==== Input records ====

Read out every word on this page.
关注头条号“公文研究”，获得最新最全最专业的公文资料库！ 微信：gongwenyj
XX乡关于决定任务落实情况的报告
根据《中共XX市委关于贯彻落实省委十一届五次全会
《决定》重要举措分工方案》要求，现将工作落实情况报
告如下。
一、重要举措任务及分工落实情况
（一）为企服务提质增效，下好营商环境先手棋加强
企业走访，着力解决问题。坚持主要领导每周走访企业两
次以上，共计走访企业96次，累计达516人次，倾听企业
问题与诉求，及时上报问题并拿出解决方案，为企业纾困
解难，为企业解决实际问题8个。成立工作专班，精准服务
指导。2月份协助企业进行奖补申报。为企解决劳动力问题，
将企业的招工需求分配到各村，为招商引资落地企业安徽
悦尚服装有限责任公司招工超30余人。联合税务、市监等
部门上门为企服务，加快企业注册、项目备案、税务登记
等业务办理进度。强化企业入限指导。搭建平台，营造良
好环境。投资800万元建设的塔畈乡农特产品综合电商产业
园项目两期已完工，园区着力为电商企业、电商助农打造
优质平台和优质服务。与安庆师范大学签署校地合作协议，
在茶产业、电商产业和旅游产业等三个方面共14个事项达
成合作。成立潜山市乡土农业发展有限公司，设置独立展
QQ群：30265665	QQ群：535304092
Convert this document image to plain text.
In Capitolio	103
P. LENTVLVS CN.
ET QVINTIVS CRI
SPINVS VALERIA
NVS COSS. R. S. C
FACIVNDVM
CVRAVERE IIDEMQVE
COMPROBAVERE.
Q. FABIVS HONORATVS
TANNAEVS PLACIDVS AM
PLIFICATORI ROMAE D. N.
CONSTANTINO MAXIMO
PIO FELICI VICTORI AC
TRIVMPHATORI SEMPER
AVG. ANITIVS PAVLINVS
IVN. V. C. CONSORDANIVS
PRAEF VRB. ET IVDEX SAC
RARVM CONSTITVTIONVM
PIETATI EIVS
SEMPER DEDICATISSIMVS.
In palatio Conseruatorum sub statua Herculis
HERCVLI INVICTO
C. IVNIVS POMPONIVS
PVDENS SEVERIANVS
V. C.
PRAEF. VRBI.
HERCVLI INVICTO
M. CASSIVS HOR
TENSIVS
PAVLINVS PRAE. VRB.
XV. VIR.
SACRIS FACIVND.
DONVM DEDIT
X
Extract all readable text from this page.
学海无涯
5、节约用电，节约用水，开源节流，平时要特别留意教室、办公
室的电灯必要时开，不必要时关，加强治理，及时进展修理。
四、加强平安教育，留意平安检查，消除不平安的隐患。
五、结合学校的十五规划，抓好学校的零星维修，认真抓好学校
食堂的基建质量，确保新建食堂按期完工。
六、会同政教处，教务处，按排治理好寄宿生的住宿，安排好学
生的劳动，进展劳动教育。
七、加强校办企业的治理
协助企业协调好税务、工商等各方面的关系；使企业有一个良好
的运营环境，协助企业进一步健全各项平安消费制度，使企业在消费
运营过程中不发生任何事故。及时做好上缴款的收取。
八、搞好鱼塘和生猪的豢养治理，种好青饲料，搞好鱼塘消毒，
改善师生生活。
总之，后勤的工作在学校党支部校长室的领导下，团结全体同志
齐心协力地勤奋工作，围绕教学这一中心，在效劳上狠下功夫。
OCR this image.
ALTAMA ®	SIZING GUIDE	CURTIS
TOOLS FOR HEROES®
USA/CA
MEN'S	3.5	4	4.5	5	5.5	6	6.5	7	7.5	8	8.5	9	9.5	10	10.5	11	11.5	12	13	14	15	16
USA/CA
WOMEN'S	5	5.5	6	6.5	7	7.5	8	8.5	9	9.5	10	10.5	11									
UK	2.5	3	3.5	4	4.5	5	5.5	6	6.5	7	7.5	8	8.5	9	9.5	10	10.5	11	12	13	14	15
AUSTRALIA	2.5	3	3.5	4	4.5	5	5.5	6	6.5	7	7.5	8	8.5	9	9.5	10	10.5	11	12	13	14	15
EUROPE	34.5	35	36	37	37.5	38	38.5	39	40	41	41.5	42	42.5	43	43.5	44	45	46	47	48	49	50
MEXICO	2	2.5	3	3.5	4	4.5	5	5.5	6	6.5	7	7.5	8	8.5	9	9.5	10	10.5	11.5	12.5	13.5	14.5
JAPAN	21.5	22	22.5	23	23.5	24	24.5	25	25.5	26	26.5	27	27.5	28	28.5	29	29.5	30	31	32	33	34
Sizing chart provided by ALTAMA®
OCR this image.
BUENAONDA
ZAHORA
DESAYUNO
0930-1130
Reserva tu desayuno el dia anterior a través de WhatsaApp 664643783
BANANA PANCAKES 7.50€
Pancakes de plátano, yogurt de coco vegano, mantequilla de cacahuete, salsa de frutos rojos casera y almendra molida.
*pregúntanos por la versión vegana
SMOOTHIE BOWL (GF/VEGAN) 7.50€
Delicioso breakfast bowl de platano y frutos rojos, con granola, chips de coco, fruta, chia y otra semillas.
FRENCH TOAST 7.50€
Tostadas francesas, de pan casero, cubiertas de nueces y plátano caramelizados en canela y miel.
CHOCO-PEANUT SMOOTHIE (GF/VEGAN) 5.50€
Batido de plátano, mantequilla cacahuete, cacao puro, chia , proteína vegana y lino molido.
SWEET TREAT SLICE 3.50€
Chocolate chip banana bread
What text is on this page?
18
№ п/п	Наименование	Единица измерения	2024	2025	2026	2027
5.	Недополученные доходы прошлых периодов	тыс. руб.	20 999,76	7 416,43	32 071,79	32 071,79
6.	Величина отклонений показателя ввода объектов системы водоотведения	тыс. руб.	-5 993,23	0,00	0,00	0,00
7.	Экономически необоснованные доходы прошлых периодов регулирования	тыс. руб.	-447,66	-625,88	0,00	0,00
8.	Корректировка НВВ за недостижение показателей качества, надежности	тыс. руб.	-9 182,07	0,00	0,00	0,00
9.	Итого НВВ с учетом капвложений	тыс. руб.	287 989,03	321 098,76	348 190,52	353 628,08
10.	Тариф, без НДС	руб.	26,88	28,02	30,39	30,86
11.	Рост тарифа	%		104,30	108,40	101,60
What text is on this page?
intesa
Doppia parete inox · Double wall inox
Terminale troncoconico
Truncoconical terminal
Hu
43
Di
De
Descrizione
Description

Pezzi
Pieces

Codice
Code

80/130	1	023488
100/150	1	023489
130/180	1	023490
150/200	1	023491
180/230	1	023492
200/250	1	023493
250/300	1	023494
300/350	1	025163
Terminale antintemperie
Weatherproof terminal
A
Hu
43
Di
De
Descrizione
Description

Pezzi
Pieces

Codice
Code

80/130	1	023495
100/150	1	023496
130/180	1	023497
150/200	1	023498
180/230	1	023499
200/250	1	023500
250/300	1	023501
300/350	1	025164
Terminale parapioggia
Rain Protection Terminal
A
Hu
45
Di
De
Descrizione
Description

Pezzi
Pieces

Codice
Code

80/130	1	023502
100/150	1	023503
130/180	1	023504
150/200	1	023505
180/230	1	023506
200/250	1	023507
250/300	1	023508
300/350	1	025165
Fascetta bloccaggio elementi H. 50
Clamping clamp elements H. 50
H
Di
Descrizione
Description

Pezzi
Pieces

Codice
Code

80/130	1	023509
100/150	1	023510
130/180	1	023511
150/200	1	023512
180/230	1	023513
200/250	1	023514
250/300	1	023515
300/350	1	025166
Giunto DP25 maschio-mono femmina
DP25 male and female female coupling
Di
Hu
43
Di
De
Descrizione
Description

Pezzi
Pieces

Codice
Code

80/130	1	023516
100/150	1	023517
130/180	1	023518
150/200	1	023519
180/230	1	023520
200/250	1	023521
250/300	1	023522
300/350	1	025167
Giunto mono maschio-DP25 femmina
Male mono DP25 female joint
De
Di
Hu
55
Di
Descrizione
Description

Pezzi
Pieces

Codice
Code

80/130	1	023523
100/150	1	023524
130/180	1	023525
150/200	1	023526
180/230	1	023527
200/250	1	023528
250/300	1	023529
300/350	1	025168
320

====

__Work to do__
Find how many lines in the material hold the word "text" and state that number alone.

__Solution__
4